**What you have to do**
Write out the full set of records exactly. Any pictures in them do not belong in the copy.
===
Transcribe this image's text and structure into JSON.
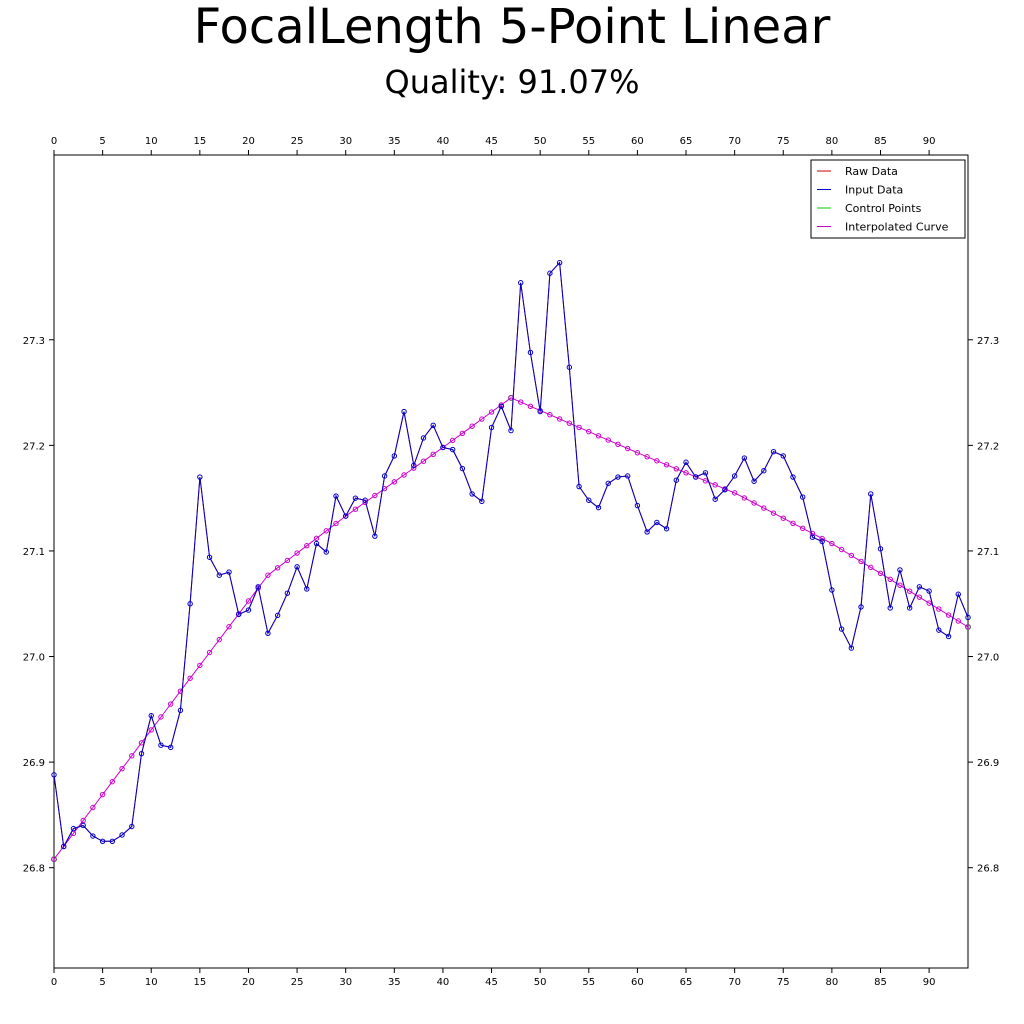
{
  "chart_data": {
    "type": "line",
    "title": "FocalLength 5-Point Linear",
    "subtitle": "Quality: 91.07%",
    "xlabel": "",
    "ylabel": "",
    "xlim": [
      0,
      94
    ],
    "ylim": [
      26.705,
      27.475
    ],
    "x_ticks": [
      0,
      5,
      10,
      15,
      20,
      25,
      30,
      35,
      40,
      45,
      50,
      55,
      60,
      65,
      70,
      75,
      80,
      85,
      90
    ],
    "y_ticks": [
      26.8,
      26.9,
      27.0,
      27.1,
      27.2,
      27.3
    ],
    "y_tick_labels": [
      "26.8",
      "26.9",
      "27.0",
      "27.1",
      "27.2",
      "27.3"
    ],
    "grid": false,
    "legend_position": "top-right",
    "legend": [
      {
        "label": "Raw Data",
        "color": "#cc0000"
      },
      {
        "label": "Input Data",
        "color": "#0000cc"
      },
      {
        "label": "Control Points",
        "color": "#00cc00"
      },
      {
        "label": "Interpolated Curve",
        "color": "#cc00cc"
      }
    ],
    "series": [
      {
        "key": "raw",
        "color": "#cc0000",
        "values": [
          26.888,
          26.82,
          26.837,
          26.84,
          26.83,
          26.825,
          26.825,
          26.831,
          26.839,
          26.908,
          26.944,
          26.916,
          26.914,
          26.949,
          27.05,
          27.17,
          27.094,
          27.077,
          27.08,
          27.04,
          27.044,
          27.066,
          27.022,
          27.039,
          27.06,
          27.085,
          27.064,
          27.107,
          27.099,
          27.152,
          27.133,
          27.15,
          27.148,
          27.114,
          27.171,
          27.19,
          27.232,
          27.181,
          27.207,
          27.219,
          27.198,
          27.196,
          27.178,
          27.154,
          27.147,
          27.217,
          27.237,
          27.214,
          27.354,
          27.288,
          27.232,
          27.363,
          27.373,
          27.274,
          27.161,
          27.148,
          27.141,
          27.164,
          27.17,
          27.171,
          27.143,
          27.118,
          27.127,
          27.121,
          27.167,
          27.184,
          27.17,
          27.174,
          27.149,
          27.158,
          27.171,
          27.188,
          27.166,
          27.176,
          27.194,
          27.19,
          27.17,
          27.151,
          27.113,
          27.109,
          27.063,
          27.026,
          27.008,
          27.047,
          27.154,
          27.102,
          27.046,
          27.082,
          27.046,
          27.066,
          27.062,
          27.025,
          27.019,
          27.059,
          27.037
        ]
      },
      {
        "key": "input",
        "color": "#0000cc",
        "values": [
          26.888,
          26.82,
          26.837,
          26.84,
          26.83,
          26.825,
          26.825,
          26.831,
          26.839,
          26.908,
          26.944,
          26.916,
          26.914,
          26.949,
          27.05,
          27.17,
          27.094,
          27.077,
          27.08,
          27.04,
          27.044,
          27.066,
          27.022,
          27.039,
          27.06,
          27.085,
          27.064,
          27.107,
          27.099,
          27.152,
          27.133,
          27.15,
          27.148,
          27.114,
          27.171,
          27.19,
          27.232,
          27.181,
          27.207,
          27.219,
          27.198,
          27.196,
          27.178,
          27.154,
          27.147,
          27.217,
          27.237,
          27.214,
          27.354,
          27.288,
          27.232,
          27.363,
          27.373,
          27.274,
          27.161,
          27.148,
          27.141,
          27.164,
          27.17,
          27.171,
          27.143,
          27.118,
          27.127,
          27.121,
          27.167,
          27.184,
          27.17,
          27.174,
          27.149,
          27.158,
          27.171,
          27.188,
          27.166,
          27.176,
          27.194,
          27.19,
          27.17,
          27.151,
          27.113,
          27.109,
          27.063,
          27.026,
          27.008,
          27.047,
          27.154,
          27.102,
          27.046,
          27.082,
          27.046,
          27.066,
          27.062,
          27.025,
          27.019,
          27.059,
          27.037
        ]
      },
      {
        "key": "control",
        "color": "#00cc00",
        "points": [
          [
            0,
            26.808
          ],
          [
            47,
            27.245
          ],
          [
            94,
            27.028
          ]
        ]
      },
      {
        "key": "curve",
        "color": "#cc00cc",
        "knots": [
          [
            0,
            26.808
          ],
          [
            12,
            26.955
          ],
          [
            22,
            27.077
          ],
          [
            30,
            27.133
          ],
          [
            40,
            27.198
          ],
          [
            47,
            27.245
          ],
          [
            60,
            27.193
          ],
          [
            70,
            27.155
          ],
          [
            80,
            27.107
          ],
          [
            94,
            27.028
          ]
        ],
        "x_count": 95
      }
    ]
  }
}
===
**Worked answer**
Transcribe this image's text and structure into JSON.
{
  "chart_data": {
    "type": "line",
    "title": "FocalLength 5-Point Linear",
    "subtitle": "Quality: 91.07%",
    "xlabel": "",
    "ylabel": "",
    "xlim": [
      0,
      94
    ],
    "ylim": [
      26.705,
      27.475
    ],
    "x_ticks": [
      0,
      5,
      10,
      15,
      20,
      25,
      30,
      35,
      40,
      45,
      50,
      55,
      60,
      65,
      70,
      75,
      80,
      85,
      90
    ],
    "y_ticks": [
      26.8,
      26.9,
      27.0,
      27.1,
      27.2,
      27.3
    ],
    "y_tick_labels": [
      "26.8",
      "26.9",
      "27.0",
      "27.1",
      "27.2",
      "27.3"
    ],
    "grid": false,
    "legend_position": "top-right",
    "legend": [
      {
        "label": "Raw Data",
        "color": "#cc0000"
      },
      {
        "label": "Input Data",
        "color": "#0000cc"
      },
      {
        "label": "Control Points",
        "color": "#00cc00"
      },
      {
        "label": "Interpolated Curve",
        "color": "#cc00cc"
      }
    ],
    "series": [
      {
        "key": "raw",
        "color": "#cc0000",
        "values": [
          26.888,
          26.82,
          26.837,
          26.84,
          26.83,
          26.825,
          26.825,
          26.831,
          26.839,
          26.908,
          26.944,
          26.916,
          26.914,
          26.949,
          27.05,
          27.17,
          27.094,
          27.077,
          27.08,
          27.04,
          27.044,
          27.066,
          27.022,
          27.039,
          27.06,
          27.085,
          27.064,
          27.107,
          27.099,
          27.152,
          27.133,
          27.15,
          27.148,
          27.114,
          27.171,
          27.19,
          27.232,
          27.181,
          27.207,
          27.219,
          27.198,
          27.196,
          27.178,
          27.154,
          27.147,
          27.217,
          27.237,
          27.214,
          27.354,
          27.288,
          27.232,
          27.363,
          27.373,
          27.274,
          27.161,
          27.148,
          27.141,
          27.164,
          27.17,
          27.171,
          27.143,
          27.118,
          27.127,
          27.121,
          27.167,
          27.184,
          27.17,
          27.174,
          27.149,
          27.158,
          27.171,
          27.188,
          27.166,
          27.176,
          27.194,
          27.19,
          27.17,
          27.151,
          27.113,
          27.109,
          27.063,
          27.026,
          27.008,
          27.047,
          27.154,
          27.102,
          27.046,
          27.082,
          27.046,
          27.066,
          27.062,
          27.025,
          27.019,
          27.059,
          27.037
        ]
      },
      {
        "key": "input",
        "color": "#0000cc",
        "values": [
          26.888,
          26.82,
          26.837,
          26.84,
          26.83,
          26.825,
          26.825,
          26.831,
          26.839,
          26.908,
          26.944,
          26.916,
          26.914,
          26.949,
          27.05,
          27.17,
          27.094,
          27.077,
          27.08,
          27.04,
          27.044,
          27.066,
          27.022,
          27.039,
          27.06,
          27.085,
          27.064,
          27.107,
          27.099,
          27.152,
          27.133,
          27.15,
          27.148,
          27.114,
          27.171,
          27.19,
          27.232,
          27.181,
          27.207,
          27.219,
          27.198,
          27.196,
          27.178,
          27.154,
          27.147,
          27.217,
          27.237,
          27.214,
          27.354,
          27.288,
          27.232,
          27.363,
          27.373,
          27.274,
          27.161,
          27.148,
          27.141,
          27.164,
          27.17,
          27.171,
          27.143,
          27.118,
          27.127,
          27.121,
          27.167,
          27.184,
          27.17,
          27.174,
          27.149,
          27.158,
          27.171,
          27.188,
          27.166,
          27.176,
          27.194,
          27.19,
          27.17,
          27.151,
          27.113,
          27.109,
          27.063,
          27.026,
          27.008,
          27.047,
          27.154,
          27.102,
          27.046,
          27.082,
          27.046,
          27.066,
          27.062,
          27.025,
          27.019,
          27.059,
          27.037
        ]
      },
      {
        "key": "control",
        "color": "#00cc00",
        "points": [
          [
            0,
            26.808
          ],
          [
            47,
            27.245
          ],
          [
            94,
            27.028
          ]
        ]
      },
      {
        "key": "curve",
        "color": "#cc00cc",
        "knots": [
          [
            0,
            26.808
          ],
          [
            12,
            26.955
          ],
          [
            22,
            27.077
          ],
          [
            30,
            27.133
          ],
          [
            40,
            27.198
          ],
          [
            47,
            27.245
          ],
          [
            60,
            27.193
          ],
          [
            70,
            27.155
          ],
          [
            80,
            27.107
          ],
          [
            94,
            27.028
          ]
        ],
        "x_count": 95
      }
    ]
  }
}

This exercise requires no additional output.